**Task requirements**
Please state how many lines in the records contain the string "project", with no words besides the number.

<<<<

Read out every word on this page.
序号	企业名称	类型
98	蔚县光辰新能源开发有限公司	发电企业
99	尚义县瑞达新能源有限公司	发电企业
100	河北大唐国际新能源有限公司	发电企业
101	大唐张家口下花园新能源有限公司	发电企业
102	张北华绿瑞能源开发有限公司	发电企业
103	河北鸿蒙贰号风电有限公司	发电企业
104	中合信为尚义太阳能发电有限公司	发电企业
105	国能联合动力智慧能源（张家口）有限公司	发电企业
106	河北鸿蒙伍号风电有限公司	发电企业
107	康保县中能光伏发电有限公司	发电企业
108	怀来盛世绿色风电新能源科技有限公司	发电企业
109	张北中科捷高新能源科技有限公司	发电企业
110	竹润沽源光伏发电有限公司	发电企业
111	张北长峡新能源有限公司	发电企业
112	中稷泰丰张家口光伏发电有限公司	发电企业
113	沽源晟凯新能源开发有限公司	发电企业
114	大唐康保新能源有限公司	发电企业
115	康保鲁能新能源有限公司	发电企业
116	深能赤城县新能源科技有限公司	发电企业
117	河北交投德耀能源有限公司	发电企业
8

>>>>
<<<<

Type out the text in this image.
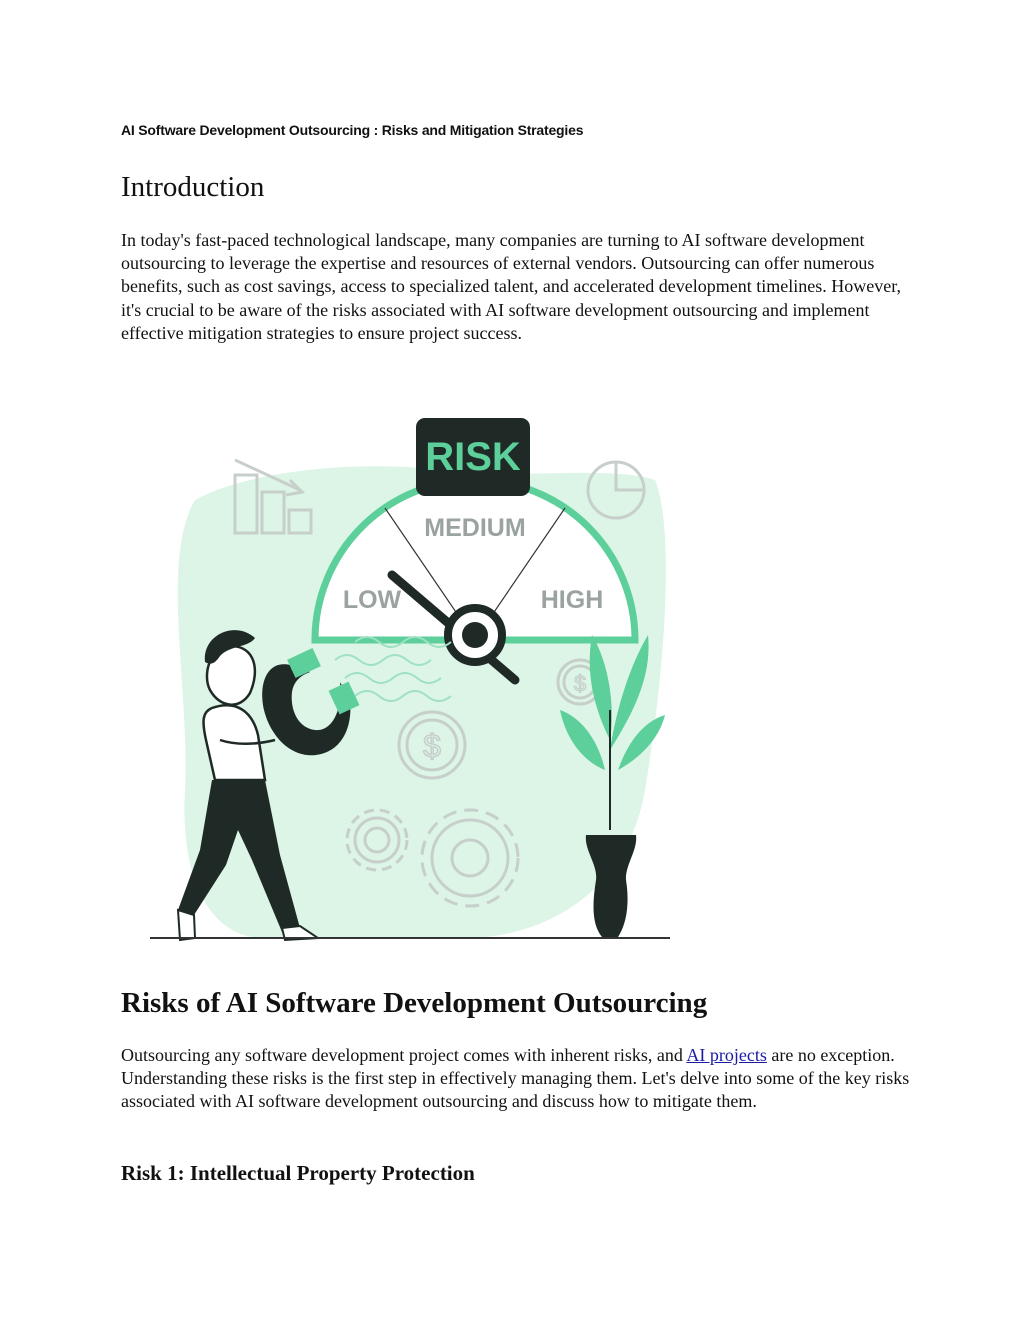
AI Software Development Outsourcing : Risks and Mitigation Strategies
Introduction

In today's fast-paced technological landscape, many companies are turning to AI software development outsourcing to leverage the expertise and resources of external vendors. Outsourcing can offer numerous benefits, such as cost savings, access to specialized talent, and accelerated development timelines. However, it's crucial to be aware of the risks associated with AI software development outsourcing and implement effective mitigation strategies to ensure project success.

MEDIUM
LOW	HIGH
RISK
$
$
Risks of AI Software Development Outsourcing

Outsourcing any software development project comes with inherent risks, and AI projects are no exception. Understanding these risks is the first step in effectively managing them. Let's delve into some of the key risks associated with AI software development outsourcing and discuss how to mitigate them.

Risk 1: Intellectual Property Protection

>>>>

**Response to this exercise**
2